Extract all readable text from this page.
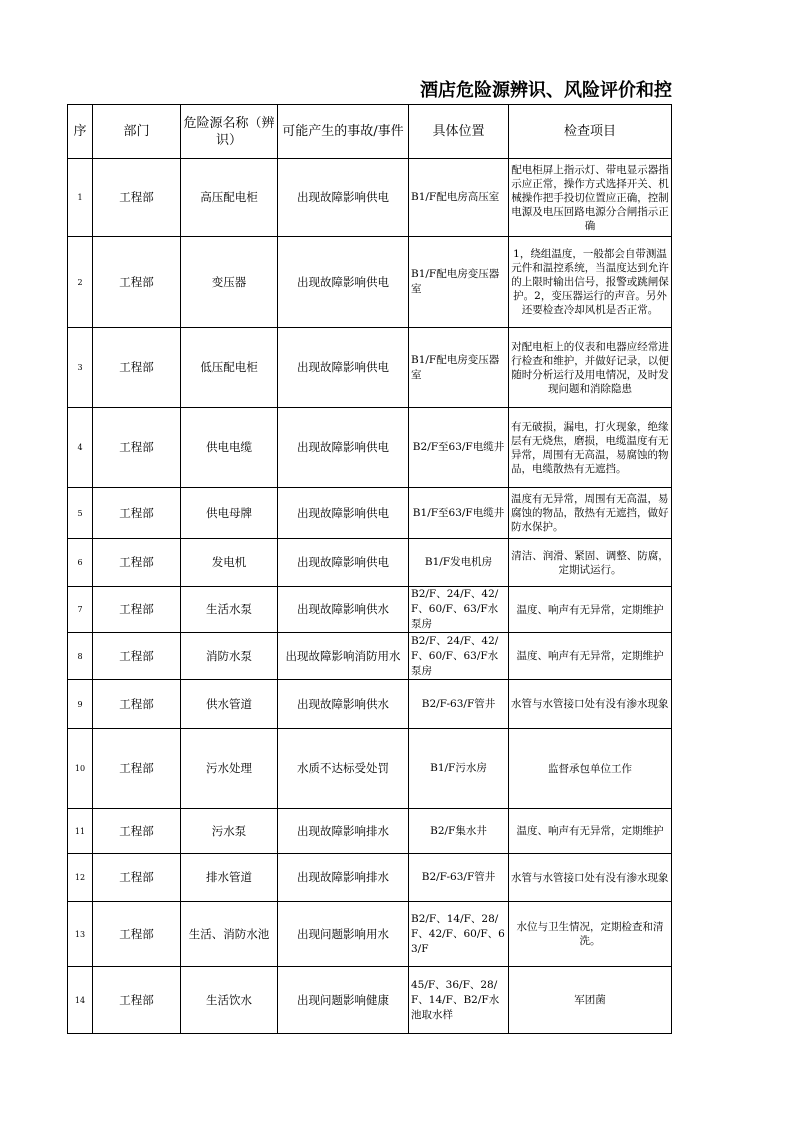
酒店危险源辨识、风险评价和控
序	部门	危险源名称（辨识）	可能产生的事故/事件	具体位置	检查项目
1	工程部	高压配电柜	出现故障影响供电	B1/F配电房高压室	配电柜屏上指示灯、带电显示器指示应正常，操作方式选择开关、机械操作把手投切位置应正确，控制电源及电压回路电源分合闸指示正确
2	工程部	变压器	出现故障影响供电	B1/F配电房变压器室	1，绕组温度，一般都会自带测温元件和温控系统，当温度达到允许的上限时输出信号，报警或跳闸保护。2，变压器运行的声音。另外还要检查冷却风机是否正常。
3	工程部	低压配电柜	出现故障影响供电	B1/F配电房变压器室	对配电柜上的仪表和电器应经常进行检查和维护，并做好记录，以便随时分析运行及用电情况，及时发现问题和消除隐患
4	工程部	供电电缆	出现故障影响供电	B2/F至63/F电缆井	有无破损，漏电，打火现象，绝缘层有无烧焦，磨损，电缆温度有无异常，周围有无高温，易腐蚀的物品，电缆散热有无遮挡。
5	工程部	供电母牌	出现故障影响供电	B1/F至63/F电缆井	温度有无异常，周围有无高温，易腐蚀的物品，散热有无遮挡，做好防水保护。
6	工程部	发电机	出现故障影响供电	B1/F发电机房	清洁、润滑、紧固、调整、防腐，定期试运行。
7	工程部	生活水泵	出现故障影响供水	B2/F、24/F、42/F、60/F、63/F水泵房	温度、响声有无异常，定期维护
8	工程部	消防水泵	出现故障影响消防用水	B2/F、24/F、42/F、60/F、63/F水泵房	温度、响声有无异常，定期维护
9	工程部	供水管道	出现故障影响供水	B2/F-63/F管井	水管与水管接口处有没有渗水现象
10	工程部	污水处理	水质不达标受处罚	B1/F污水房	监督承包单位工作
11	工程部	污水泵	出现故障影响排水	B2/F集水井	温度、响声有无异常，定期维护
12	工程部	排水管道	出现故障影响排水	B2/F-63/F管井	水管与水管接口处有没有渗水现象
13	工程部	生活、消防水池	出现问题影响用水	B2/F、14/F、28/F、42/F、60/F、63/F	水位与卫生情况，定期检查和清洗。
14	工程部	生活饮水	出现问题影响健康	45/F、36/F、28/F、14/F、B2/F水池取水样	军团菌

# # #

### [EXERCISE AIM]
Transcribe the records above verbatim. Do not carry over any picture.

### [OUTPUT BELOW]
Extract all readable text from this page.
酒店危险源辨识、风险评价和控
序	部门	危险源名称（辨识）	可能产生的事故/事件	具体位置	检查项目
1	工程部	高压配电柜	出现故障影响供电	B1/F配电房高压室	配电柜屏上指示灯、带电显示器指示应正常，操作方式选择开关、机械操作把手投切位置应正确，控制电源及电压回路电源分合闸指示正确
2	工程部	变压器	出现故障影响供电	B1/F配电房变压器室	1，绕组温度，一般都会自带测温元件和温控系统，当温度达到允许的上限时输出信号，报警或跳闸保护。2，变压器运行的声音。另外还要检查冷却风机是否正常。
3	工程部	低压配电柜	出现故障影响供电	B1/F配电房变压器室	对配电柜上的仪表和电器应经常进行检查和维护，并做好记录，以便随时分析运行及用电情况，及时发现问题和消除隐患
4	工程部	供电电缆	出现故障影响供电	B2/F至63/F电缆井	有无破损，漏电，打火现象，绝缘层有无烧焦，磨损，电缆温度有无异常，周围有无高温，易腐蚀的物品，电缆散热有无遮挡。
5	工程部	供电母牌	出现故障影响供电	B1/F至63/F电缆井	温度有无异常，周围有无高温，易腐蚀的物品，散热有无遮挡，做好防水保护。
6	工程部	发电机	出现故障影响供电	B1/F发电机房	清洁、润滑、紧固、调整、防腐，定期试运行。
7	工程部	生活水泵	出现故障影响供水	B2/F、24/F、42/F、60/F、63/F水泵房	温度、响声有无异常，定期维护
8	工程部	消防水泵	出现故障影响消防用水	B2/F、24/F、42/F、60/F、63/F水泵房	温度、响声有无异常，定期维护
9	工程部	供水管道	出现故障影响供水	B2/F-63/F管井	水管与水管接口处有没有渗水现象
10	工程部	污水处理	水质不达标受处罚	B1/F污水房	监督承包单位工作
11	工程部	污水泵	出现故障影响排水	B2/F集水井	温度、响声有无异常，定期维护
12	工程部	排水管道	出现故障影响排水	B2/F-63/F管井	水管与水管接口处有没有渗水现象
13	工程部	生活、消防水池	出现问题影响用水	B2/F、14/F、28/F、42/F、60/F、63/F	水位与卫生情况，定期检查和清洗。
14	工程部	生活饮水	出现问题影响健康	45/F、36/F、28/F、14/F、B2/F水池取水样	军团菌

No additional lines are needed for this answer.